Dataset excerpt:
· · · · · · ·

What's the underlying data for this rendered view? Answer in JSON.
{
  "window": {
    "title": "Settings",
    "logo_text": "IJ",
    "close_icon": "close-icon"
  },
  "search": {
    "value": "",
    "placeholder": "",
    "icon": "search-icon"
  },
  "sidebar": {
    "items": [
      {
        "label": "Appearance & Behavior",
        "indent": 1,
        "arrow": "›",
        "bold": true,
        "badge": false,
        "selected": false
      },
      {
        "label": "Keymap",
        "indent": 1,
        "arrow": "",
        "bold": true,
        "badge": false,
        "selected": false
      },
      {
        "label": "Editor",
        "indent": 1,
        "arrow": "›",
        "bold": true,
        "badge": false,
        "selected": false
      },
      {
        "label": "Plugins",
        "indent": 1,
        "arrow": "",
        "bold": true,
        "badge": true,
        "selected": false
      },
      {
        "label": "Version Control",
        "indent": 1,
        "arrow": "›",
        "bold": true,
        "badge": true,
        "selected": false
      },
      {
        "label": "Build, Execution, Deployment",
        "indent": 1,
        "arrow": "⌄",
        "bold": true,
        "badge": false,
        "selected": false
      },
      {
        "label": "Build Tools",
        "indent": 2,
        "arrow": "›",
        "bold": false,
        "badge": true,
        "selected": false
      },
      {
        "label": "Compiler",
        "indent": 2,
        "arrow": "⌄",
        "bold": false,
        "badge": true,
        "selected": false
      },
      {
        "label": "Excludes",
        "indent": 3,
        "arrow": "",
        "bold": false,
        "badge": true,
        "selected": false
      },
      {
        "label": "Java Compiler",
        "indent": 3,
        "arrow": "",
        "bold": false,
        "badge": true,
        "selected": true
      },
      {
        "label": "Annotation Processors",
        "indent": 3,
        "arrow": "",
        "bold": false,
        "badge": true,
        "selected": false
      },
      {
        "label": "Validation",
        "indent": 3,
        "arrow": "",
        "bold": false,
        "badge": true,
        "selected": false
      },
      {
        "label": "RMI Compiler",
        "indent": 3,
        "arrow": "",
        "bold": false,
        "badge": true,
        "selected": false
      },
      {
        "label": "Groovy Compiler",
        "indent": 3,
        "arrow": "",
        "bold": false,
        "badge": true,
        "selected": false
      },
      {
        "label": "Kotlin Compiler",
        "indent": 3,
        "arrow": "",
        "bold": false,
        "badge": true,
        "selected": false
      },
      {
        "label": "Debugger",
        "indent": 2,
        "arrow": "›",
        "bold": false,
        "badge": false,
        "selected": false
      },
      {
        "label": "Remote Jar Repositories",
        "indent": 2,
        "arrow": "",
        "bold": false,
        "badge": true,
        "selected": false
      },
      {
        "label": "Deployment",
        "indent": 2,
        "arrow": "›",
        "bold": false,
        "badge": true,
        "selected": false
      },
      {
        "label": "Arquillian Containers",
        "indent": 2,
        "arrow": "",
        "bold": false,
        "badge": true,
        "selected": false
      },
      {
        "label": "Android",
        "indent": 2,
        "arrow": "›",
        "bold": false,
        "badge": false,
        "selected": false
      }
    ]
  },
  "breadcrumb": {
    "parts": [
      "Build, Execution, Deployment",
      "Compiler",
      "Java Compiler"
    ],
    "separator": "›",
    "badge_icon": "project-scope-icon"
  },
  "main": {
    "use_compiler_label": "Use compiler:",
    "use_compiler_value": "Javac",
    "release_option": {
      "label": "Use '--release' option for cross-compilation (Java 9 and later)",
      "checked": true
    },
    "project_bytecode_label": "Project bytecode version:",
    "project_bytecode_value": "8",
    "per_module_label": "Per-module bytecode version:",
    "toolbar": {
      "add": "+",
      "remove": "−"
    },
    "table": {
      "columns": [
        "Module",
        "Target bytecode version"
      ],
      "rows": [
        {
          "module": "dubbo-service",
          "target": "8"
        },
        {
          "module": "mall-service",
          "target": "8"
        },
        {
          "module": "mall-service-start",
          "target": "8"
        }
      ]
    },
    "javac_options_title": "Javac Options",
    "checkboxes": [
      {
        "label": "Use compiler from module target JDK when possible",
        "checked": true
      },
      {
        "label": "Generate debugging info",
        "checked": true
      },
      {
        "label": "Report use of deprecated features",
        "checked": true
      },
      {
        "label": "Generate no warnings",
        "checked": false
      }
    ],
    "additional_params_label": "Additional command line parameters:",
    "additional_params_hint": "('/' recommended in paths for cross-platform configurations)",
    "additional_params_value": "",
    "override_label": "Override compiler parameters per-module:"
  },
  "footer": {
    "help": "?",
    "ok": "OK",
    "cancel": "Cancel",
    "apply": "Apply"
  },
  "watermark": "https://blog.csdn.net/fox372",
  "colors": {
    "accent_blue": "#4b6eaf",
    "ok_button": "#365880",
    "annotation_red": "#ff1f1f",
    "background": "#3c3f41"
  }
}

· · · · · · ·

Exercise objective: Return the lines above exactly, keeping every word.

Expected answer:
What's the underlying data for this rendered view? Answer in JSON.
{
  "window": {
    "title": "Settings",
    "logo_text": "IJ",
    "close_icon": "close-icon"
  },
  "search": {
    "value": "",
    "placeholder": "",
    "icon": "search-icon"
  },
  "sidebar": {
    "items": [
      {
        "label": "Appearance & Behavior",
        "indent": 1,
        "arrow": "›",
        "bold": true,
        "badge": false,
        "selected": false
      },
      {
        "label": "Keymap",
        "indent": 1,
        "arrow": "",
        "bold": true,
        "badge": false,
        "selected": false
      },
      {
        "label": "Editor",
        "indent": 1,
        "arrow": "›",
        "bold": true,
        "badge": false,
        "selected": false
      },
      {
        "label": "Plugins",
        "indent": 1,
        "arrow": "",
        "bold": true,
        "badge": true,
        "selected": false
      },
      {
        "label": "Version Control",
        "indent": 1,
        "arrow": "›",
        "bold": true,
        "badge": true,
        "selected": false
      },
      {
        "label": "Build, Execution, Deployment",
        "indent": 1,
        "arrow": "⌄",
        "bold": true,
        "badge": false,
        "selected": false
      },
      {
        "label": "Build Tools",
        "indent": 2,
        "arrow": "›",
        "bold": false,
        "badge": true,
        "selected": false
      },
      {
        "label": "Compiler",
        "indent": 2,
        "arrow": "⌄",
        "bold": false,
        "badge": true,
        "selected": false
      },
      {
        "label": "Excludes",
        "indent": 3,
        "arrow": "",
        "bold": false,
        "badge": true,
        "selected": false
      },
      {
        "label": "Java Compiler",
        "indent": 3,
        "arrow": "",
        "bold": false,
        "badge": true,
        "selected": true
      },
      {
        "label": "Annotation Processors",
        "indent": 3,
        "arrow": "",
        "bold": false,
        "badge": true,
        "selected": false
      },
      {
        "label": "Validation",
        "indent": 3,
        "arrow": "",
        "bold": false,
        "badge": true,
        "selected": false
      },
      {
        "label": "RMI Compiler",
        "indent": 3,
        "arrow": "",
        "bold": false,
        "badge": true,
        "selected": false
      },
      {
        "label": "Groovy Compiler",
        "indent": 3,
        "arrow": "",
        "bold": false,
        "badge": true,
        "selected": false
      },
      {
        "label": "Kotlin Compiler",
        "indent": 3,
        "arrow": "",
        "bold": false,
        "badge": true,
        "selected": false
      },
      {
        "label": "Debugger",
        "indent": 2,
        "arrow": "›",
        "bold": false,
        "badge": false,
        "selected": false
      },
      {
        "label": "Remote Jar Repositories",
        "indent": 2,
        "arrow": "",
        "bold": false,
        "badge": true,
        "selected": false
      },
      {
        "label": "Deployment",
        "indent": 2,
        "arrow": "›",
        "bold": false,
        "badge": true,
        "selected": false
      },
      {
        "label": "Arquillian Containers",
        "indent": 2,
        "arrow": "",
        "bold": false,
        "badge": true,
        "selected": false
      },
      {
        "label": "Android",
        "indent": 2,
        "arrow": "›",
        "bold": false,
        "badge": false,
        "selected": false
      }
    ]
  },
  "breadcrumb": {
    "parts": [
      "Build, Execution, Deployment",
      "Compiler",
      "Java Compiler"
    ],
    "separator": "›",
    "badge_icon": "project-scope-icon"
  },
  "main": {
    "use_compiler_label": "Use compiler:",
    "use_compiler_value": "Javac",
    "release_option": {
      "label": "Use '--release' option for cross-compilation (Java 9 and later)",
      "checked": true
    },
    "project_bytecode_label": "Project bytecode version:",
    "project_bytecode_value": "8",
    "per_module_label": "Per-module bytecode version:",
    "toolbar": {
      "add": "+",
      "remove": "−"
    },
    "table": {
      "columns": [
        "Module",
        "Target bytecode version"
      ],
      "rows": [
        {
          "module": "dubbo-service",
          "target": "8"
        },
        {
          "module": "mall-service",
          "target": "8"
        },
        {
          "module": "mall-service-start",
          "target": "8"
        }
      ]
    },
    "javac_options_title": "Javac Options",
    "checkboxes": [
      {
        "label": "Use compiler from module target JDK when possible",
        "checked": true
      },
      {
        "label": "Generate debugging info",
        "checked": true
      },
      {
        "label": "Report use of deprecated features",
        "checked": true
      },
      {
        "label": "Generate no warnings",
        "checked": false
      }
    ],
    "additional_params_label": "Additional command line parameters:",
    "additional_params_hint": "('/' recommended in paths for cross-platform configurations)",
    "additional_params_value": "",
    "override_label": "Override compiler parameters per-module:"
  },
  "footer": {
    "help": "?",
    "ok": "OK",
    "cancel": "Cancel",
    "apply": "Apply"
  },
  "watermark": "https://blog.csdn.net/fox372",
  "colors": {
    "accent_blue": "#4b6eaf",
    "ok_button": "#365880",
    "annotation_red": "#ff1f1f",
    "background": "#3c3f41"
  }
}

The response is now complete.